Repeat the records verbatim and leave the pictures out of your copy.

**Given information:**
══════════════════════════════
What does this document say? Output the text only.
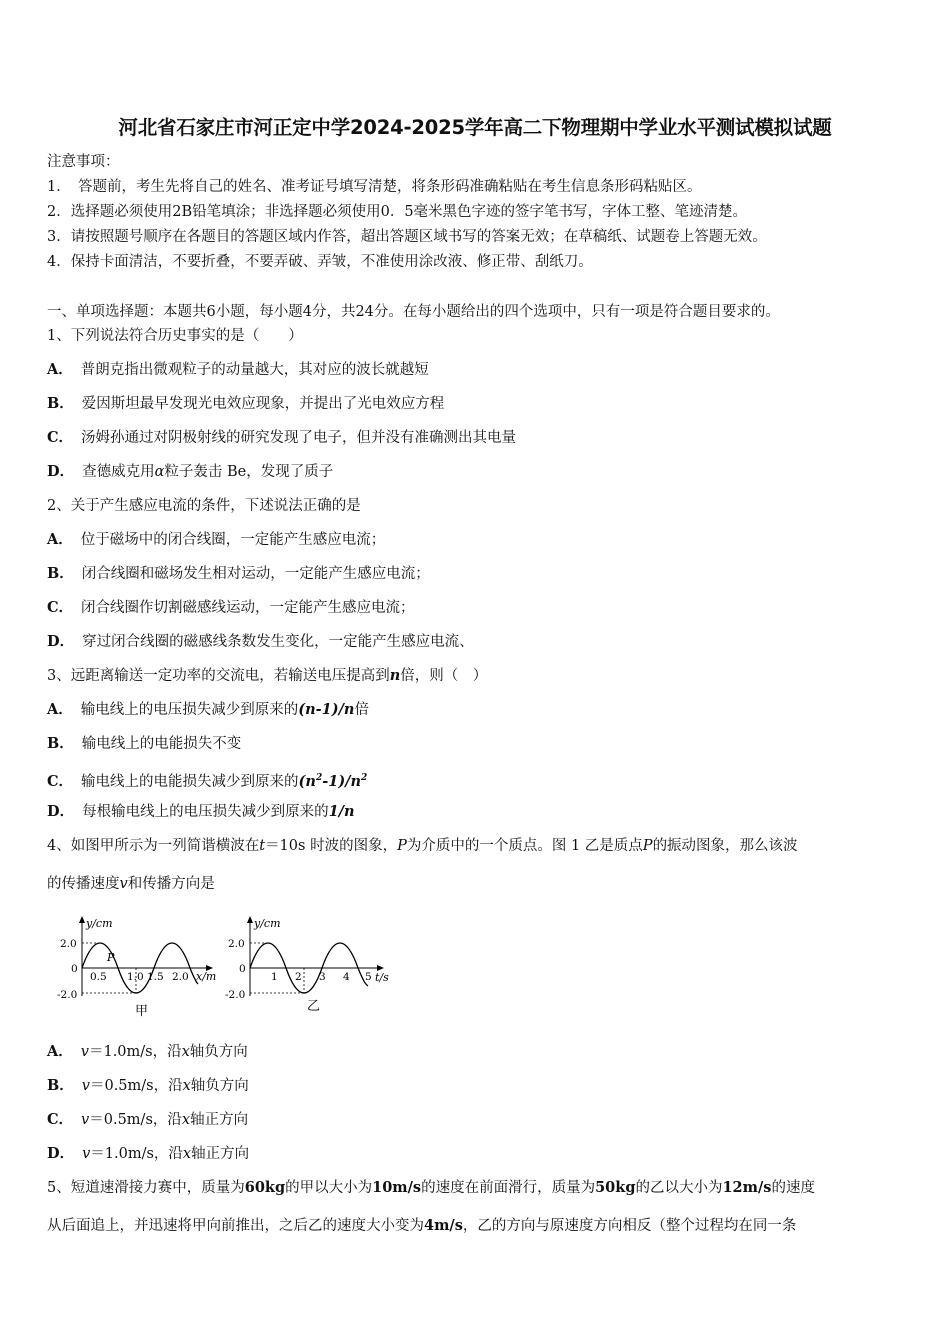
河北省石家庄市河正定中学2024-2025学年高二下物理期中学业水平测试模拟试题
注意事项：
1．　答题前，考生先将自己的姓名、准考证号填写清楚，将条形码准确粘贴在考生信息条形码粘贴区。
2．选择题必须使用2B铅笔填涂；非选择题必须使用0．5毫米黑色字迹的签字笔书写，字体工整、笔迹清楚。
3．请按照题号顺序在各题目的答题区域内作答，超出答题区域书写的答案无效；在草稿纸、试题卷上答题无效。
4．保持卡面清洁，不要折叠，不要弄破、弄皱，不准使用涂改液、修正带、刮纸刀。
一、单项选择题：本题共6小题，每小题4分，共24分。在每小题给出的四个选项中，只有一项是符合题目要求的。
1、下列说法符合历史事实的是（　　）
A． 普朗克指出微观粒子的动量越大，其对应的波长就越短
B． 爱因斯坦最早发现光电效应现象，并提出了光电效应方程
C． 汤姆孙通过对阴极射线的研究发现了电子，但并没有准确测出其电量
D． 查德威克用α粒子轰击 Be，发现了质子
2、关于产生感应电流的条件，下述说法正确的是
A． 位于磁场中的闭合线圈，一定能产生感应电流；
B． 闭合线圈和磁场发生相对运动，一定能产生感应电流；
C． 闭合线圈作切割磁感线运动，一定能产生感应电流；
D． 穿过闭合线圈的磁感线条数发生变化，一定能产生感应电流、
3、远距离输送一定功率的交流电，若输送电压提高到n倍，则（　）
A． 输电线上的电压损失减少到原来的(n-1)/n倍
B． 输电线上的电能损失不变
C． 输电线上的电能损失减少到原来的$(n^2-1)/n^2$
D． 每根输电线上的电压损失减少到原来的1/n
4、如图甲所示为一列简谐横波在t＝10s 时波的图象，P为介质中的一个质点。图 1 乙是质点P的振动图象，那么该波
的传播速度v和传播方向是
y/cm
2.0
0
-2.0
P
0.5 1.0 1.5 2.0 x/m
甲
y/cm
2.0
0
-2.0
1 2 3 4 5 t/s
乙
A． v＝1.0m/s，沿x轴负方向
B． v＝0.5m/s，沿x轴负方向
C． v＝0.5m/s，沿x轴正方向
D． v＝1.0m/s，沿x轴正方向
5、短道速滑接力赛中，质量为60kg的甲以大小为10m/s的速度在前面滑行，质量为50kg的乙以大小为12m/s的速度
从后面追上，并迅速将甲向前推出，之后乙的速度大小变为4m/s，乙的方向与原速度方向相反（整个过程均在同一条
══════════════════════════════
**Answer:**
What does this document say? Output the text only.
河北省石家庄市河正定中学2024-2025学年高二下物理期中学业水平测试模拟试题
注意事项：
1．　答题前，考生先将自己的姓名、准考证号填写清楚，将条形码准确粘贴在考生信息条形码粘贴区。
2．选择题必须使用2B铅笔填涂；非选择题必须使用0．5毫米黑色字迹的签字笔书写，字体工整、笔迹清楚。
3．请按照题号顺序在各题目的答题区域内作答，超出答题区域书写的答案无效；在草稿纸、试题卷上答题无效。
4．保持卡面清洁，不要折叠，不要弄破、弄皱，不准使用涂改液、修正带、刮纸刀。
一、单项选择题：本题共6小题，每小题4分，共24分。在每小题给出的四个选项中，只有一项是符合题目要求的。
1、下列说法符合历史事实的是（　　）
A． 普朗克指出微观粒子的动量越大，其对应的波长就越短
B． 爱因斯坦最早发现光电效应现象，并提出了光电效应方程
C． 汤姆孙通过对阴极射线的研究发现了电子，但并没有准确测出其电量
D． 查德威克用α粒子轰击 Be，发现了质子
2、关于产生感应电流的条件，下述说法正确的是
A． 位于磁场中的闭合线圈，一定能产生感应电流；
B． 闭合线圈和磁场发生相对运动，一定能产生感应电流；
C． 闭合线圈作切割磁感线运动，一定能产生感应电流；
D． 穿过闭合线圈的磁感线条数发生变化，一定能产生感应电流、
3、远距离输送一定功率的交流电，若输送电压提高到n倍，则（　）
A． 输电线上的电压损失减少到原来的(n-1)/n倍
B． 输电线上的电能损失不变
C． 输电线上的电能损失减少到原来的$(n^2-1)/n^2$
D． 每根输电线上的电压损失减少到原来的1/n
4、如图甲所示为一列简谐横波在t＝10s 时波的图象，P为介质中的一个质点。图 1 乙是质点P的振动图象，那么该波
的传播速度v和传播方向是
y/cm
2.0
0
-2.0
P
0.5 1.0 1.5 2.0 x/m
甲
y/cm
2.0
0
-2.0
1 2 3 4 5 t/s
乙
A． v＝1.0m/s，沿x轴负方向
B． v＝0.5m/s，沿x轴负方向
C． v＝0.5m/s，沿x轴正方向
D． v＝1.0m/s，沿x轴正方向
5、短道速滑接力赛中，质量为60kg的甲以大小为10m/s的速度在前面滑行，质量为50kg的乙以大小为12m/s的速度
从后面追上，并迅速将甲向前推出，之后乙的速度大小变为4m/s，乙的方向与原速度方向相反（整个过程均在同一条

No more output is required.